— START OF Stored rows —

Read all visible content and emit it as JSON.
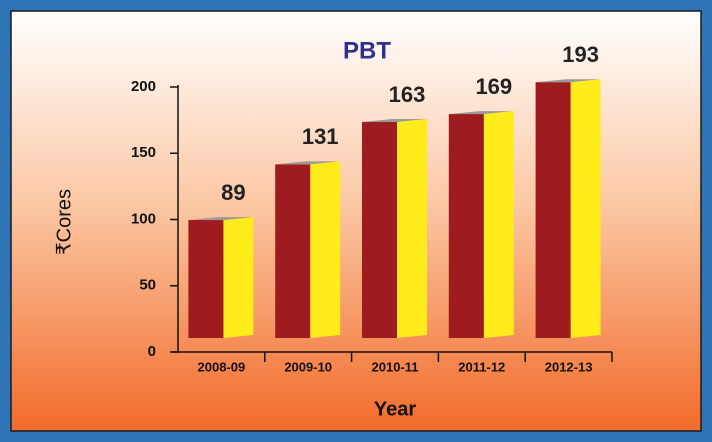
{
  "chart_data": {
    "type": "bar",
    "title": "PBT",
    "x_label": "Year",
    "y_label": "₹Cores",
    "categories": [
      "2008-09",
      "2009-10",
      "2010-11",
      "2011-12",
      "2012-13"
    ],
    "values": [
      89,
      131,
      163,
      169,
      193
    ],
    "color": "#9e1b20",
    "side_color": "#ffec1a",
    "ylim": [
      0,
      200
    ],
    "yticks": [
      0,
      50,
      100,
      150,
      200
    ]
  }
}
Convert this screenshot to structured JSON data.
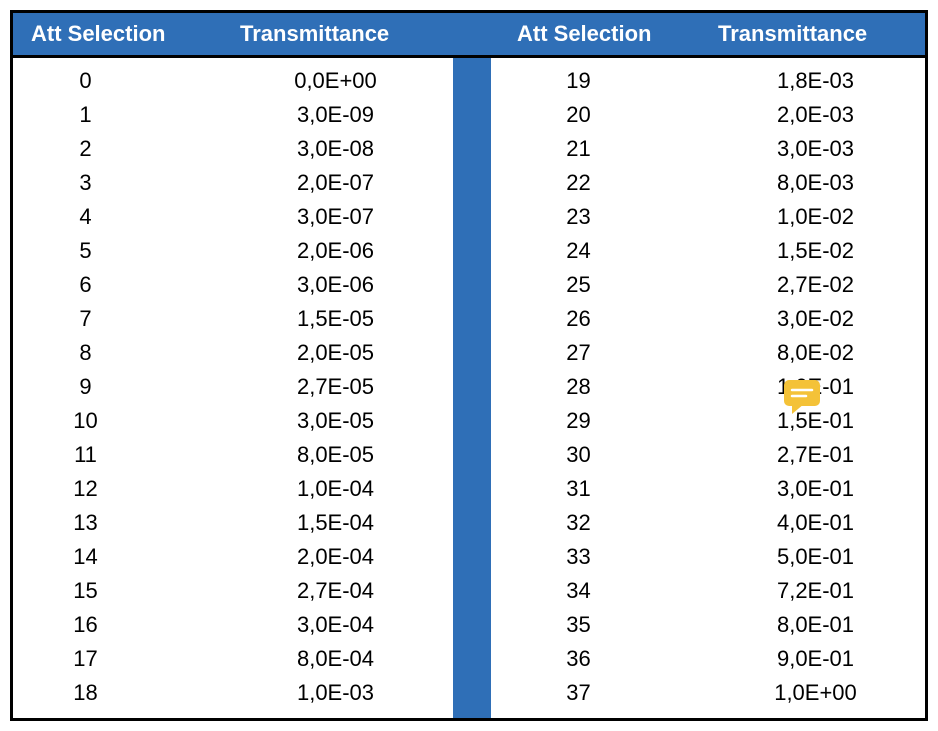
{
  "table": {
    "type": "table",
    "header_bg": "#2f6fb7",
    "header_text_color": "#ffffff",
    "border_color": "#000000",
    "row_text_color": "#000000",
    "font_family": "Arial",
    "header_fontsize": 22,
    "body_fontsize": 22,
    "columns": {
      "left": {
        "att_label": "Att Selection",
        "trans_label": "Transmittance"
      },
      "right": {
        "att_label": "Att Selection",
        "trans_label": "Transmittance"
      }
    },
    "left_rows": [
      {
        "att": "0",
        "trans": "0,0E+00"
      },
      {
        "att": "1",
        "trans": "3,0E-09"
      },
      {
        "att": "2",
        "trans": "3,0E-08"
      },
      {
        "att": "3",
        "trans": "2,0E-07"
      },
      {
        "att": "4",
        "trans": "3,0E-07"
      },
      {
        "att": "5",
        "trans": "2,0E-06"
      },
      {
        "att": "6",
        "trans": "3,0E-06"
      },
      {
        "att": "7",
        "trans": "1,5E-05"
      },
      {
        "att": "8",
        "trans": "2,0E-05"
      },
      {
        "att": "9",
        "trans": "2,7E-05"
      },
      {
        "att": "10",
        "trans": "3,0E-05"
      },
      {
        "att": "11",
        "trans": "8,0E-05"
      },
      {
        "att": "12",
        "trans": "1,0E-04"
      },
      {
        "att": "13",
        "trans": "1,5E-04"
      },
      {
        "att": "14",
        "trans": "2,0E-04"
      },
      {
        "att": "15",
        "trans": "2,7E-04"
      },
      {
        "att": "16",
        "trans": "3,0E-04"
      },
      {
        "att": "17",
        "trans": "8,0E-04"
      },
      {
        "att": "18",
        "trans": "1,0E-03"
      }
    ],
    "right_rows": [
      {
        "att": "19",
        "trans": "1,8E-03"
      },
      {
        "att": "20",
        "trans": "2,0E-03"
      },
      {
        "att": "21",
        "trans": "3,0E-03"
      },
      {
        "att": "22",
        "trans": "8,0E-03"
      },
      {
        "att": "23",
        "trans": "1,0E-02"
      },
      {
        "att": "24",
        "trans": "1,5E-02"
      },
      {
        "att": "25",
        "trans": "2,7E-02"
      },
      {
        "att": "26",
        "trans": "3,0E-02"
      },
      {
        "att": "27",
        "trans": "8,0E-02"
      },
      {
        "att": "28",
        "trans": "1,0E-01"
      },
      {
        "att": "29",
        "trans": "1,5E-01"
      },
      {
        "att": "30",
        "trans": "2,7E-01"
      },
      {
        "att": "31",
        "trans": "3,0E-01"
      },
      {
        "att": "32",
        "trans": "4,0E-01"
      },
      {
        "att": "33",
        "trans": "5,0E-01"
      },
      {
        "att": "34",
        "trans": "7,2E-01"
      },
      {
        "att": "35",
        "trans": "8,0E-01"
      },
      {
        "att": "36",
        "trans": "9,0E-01"
      },
      {
        "att": "37",
        "trans": "1,0E+00"
      }
    ]
  },
  "annotation": {
    "icon_color": "#f4c238",
    "icon_line_color": "#ffffff",
    "position_row_index": 9
  }
}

— END OF Stored rows —

From the records above, copy every line that holds the word "ffffff".

Response.
    "header_text_color": "#ffffff",
    "icon_line_color": "#ffffff",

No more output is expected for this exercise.